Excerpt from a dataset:
====
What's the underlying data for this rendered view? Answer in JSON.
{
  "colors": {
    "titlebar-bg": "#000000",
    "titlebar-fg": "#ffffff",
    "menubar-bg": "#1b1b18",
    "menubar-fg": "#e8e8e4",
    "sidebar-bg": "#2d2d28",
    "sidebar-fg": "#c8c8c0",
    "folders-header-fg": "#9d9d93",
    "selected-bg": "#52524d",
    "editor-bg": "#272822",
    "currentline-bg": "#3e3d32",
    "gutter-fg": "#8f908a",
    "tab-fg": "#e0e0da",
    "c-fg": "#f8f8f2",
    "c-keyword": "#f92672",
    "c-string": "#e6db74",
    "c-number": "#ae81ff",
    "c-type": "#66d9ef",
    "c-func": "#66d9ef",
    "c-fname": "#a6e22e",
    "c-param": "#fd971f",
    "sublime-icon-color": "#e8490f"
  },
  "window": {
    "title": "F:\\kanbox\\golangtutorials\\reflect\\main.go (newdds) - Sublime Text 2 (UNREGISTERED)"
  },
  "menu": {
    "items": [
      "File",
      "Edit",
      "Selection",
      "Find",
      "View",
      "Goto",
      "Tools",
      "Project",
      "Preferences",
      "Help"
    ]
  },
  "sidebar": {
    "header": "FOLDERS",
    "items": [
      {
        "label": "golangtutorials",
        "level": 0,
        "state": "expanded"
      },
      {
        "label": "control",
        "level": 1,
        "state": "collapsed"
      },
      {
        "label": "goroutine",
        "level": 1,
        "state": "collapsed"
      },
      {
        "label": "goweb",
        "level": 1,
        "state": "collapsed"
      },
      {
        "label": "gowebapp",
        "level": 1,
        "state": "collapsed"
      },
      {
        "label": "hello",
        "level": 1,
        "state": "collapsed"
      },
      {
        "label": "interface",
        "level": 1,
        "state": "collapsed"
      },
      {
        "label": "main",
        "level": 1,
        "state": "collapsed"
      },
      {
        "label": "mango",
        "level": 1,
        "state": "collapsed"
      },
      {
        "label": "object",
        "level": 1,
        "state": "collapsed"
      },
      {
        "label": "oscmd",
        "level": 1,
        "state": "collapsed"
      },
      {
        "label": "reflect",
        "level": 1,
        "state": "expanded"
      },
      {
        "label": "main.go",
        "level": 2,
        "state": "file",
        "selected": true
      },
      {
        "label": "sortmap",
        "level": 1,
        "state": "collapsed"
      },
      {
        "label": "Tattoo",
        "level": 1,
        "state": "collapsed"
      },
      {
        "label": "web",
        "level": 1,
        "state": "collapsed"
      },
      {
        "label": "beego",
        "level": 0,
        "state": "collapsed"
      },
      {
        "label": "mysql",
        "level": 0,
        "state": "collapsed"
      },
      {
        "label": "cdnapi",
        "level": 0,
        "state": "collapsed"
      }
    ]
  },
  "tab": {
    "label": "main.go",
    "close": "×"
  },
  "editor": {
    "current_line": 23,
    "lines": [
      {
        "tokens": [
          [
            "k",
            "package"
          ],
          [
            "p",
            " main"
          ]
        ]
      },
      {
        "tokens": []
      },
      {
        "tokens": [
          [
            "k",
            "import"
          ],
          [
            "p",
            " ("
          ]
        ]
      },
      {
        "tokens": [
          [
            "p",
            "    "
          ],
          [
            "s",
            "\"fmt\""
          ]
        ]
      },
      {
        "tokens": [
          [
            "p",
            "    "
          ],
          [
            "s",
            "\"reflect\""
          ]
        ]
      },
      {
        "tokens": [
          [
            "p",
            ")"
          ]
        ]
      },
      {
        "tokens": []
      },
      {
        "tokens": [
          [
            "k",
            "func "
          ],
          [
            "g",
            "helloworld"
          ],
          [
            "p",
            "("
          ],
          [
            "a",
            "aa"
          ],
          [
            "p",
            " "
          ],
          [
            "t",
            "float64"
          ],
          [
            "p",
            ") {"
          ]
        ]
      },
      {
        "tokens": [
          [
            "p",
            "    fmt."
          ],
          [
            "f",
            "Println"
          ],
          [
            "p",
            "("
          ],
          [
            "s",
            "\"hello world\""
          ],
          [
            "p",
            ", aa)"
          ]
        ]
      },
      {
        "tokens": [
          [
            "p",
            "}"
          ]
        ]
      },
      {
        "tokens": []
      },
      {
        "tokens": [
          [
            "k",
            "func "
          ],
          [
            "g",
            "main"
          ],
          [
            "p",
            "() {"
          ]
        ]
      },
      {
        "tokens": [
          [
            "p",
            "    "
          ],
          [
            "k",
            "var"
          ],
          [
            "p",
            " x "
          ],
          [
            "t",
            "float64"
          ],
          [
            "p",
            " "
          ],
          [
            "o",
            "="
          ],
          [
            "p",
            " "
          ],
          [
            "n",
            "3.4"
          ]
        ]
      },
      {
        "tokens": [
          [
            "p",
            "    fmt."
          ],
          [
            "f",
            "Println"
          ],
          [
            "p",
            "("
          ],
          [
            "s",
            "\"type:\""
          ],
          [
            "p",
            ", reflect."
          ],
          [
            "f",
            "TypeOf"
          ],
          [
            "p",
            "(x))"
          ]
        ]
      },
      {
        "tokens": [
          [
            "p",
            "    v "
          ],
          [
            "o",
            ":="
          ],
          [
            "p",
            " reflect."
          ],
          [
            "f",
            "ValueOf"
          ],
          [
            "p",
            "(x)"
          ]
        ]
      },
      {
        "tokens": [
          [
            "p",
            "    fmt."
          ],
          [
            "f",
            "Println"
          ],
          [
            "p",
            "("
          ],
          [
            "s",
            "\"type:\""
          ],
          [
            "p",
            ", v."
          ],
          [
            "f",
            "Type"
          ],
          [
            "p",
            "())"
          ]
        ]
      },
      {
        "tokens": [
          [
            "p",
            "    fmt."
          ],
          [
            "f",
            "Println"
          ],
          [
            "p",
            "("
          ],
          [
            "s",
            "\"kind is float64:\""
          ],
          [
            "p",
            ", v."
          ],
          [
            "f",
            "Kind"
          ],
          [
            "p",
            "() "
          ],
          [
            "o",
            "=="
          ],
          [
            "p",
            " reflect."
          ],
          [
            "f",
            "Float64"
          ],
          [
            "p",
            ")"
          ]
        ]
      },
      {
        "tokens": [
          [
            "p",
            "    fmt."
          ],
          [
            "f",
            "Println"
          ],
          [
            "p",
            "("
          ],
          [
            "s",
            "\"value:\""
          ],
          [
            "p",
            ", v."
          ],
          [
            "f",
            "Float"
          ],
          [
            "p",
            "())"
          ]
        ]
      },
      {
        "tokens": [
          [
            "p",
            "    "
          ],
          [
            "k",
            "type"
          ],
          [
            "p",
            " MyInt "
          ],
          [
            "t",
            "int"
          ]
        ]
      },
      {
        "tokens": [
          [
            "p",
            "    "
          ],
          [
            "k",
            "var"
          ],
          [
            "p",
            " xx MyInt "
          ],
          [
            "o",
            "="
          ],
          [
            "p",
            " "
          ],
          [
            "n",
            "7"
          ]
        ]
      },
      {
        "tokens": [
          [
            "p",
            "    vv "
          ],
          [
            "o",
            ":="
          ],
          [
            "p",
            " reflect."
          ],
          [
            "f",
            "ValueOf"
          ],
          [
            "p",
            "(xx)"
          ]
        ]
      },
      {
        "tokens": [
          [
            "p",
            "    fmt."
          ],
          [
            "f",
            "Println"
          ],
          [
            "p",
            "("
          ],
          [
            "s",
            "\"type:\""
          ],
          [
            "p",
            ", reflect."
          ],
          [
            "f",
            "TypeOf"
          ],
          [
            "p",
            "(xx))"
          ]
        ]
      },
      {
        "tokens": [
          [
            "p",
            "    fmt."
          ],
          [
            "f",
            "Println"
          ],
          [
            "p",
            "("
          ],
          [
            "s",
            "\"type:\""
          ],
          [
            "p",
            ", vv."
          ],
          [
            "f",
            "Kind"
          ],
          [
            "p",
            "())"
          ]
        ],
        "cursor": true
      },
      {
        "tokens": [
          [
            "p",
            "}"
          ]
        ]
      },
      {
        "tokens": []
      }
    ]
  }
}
====
Each line in the entries above that includes the string "menubar" should be extracted.

    "menubar-bg": "#1b1b18",
    "menubar-fg": "#e8e8e4",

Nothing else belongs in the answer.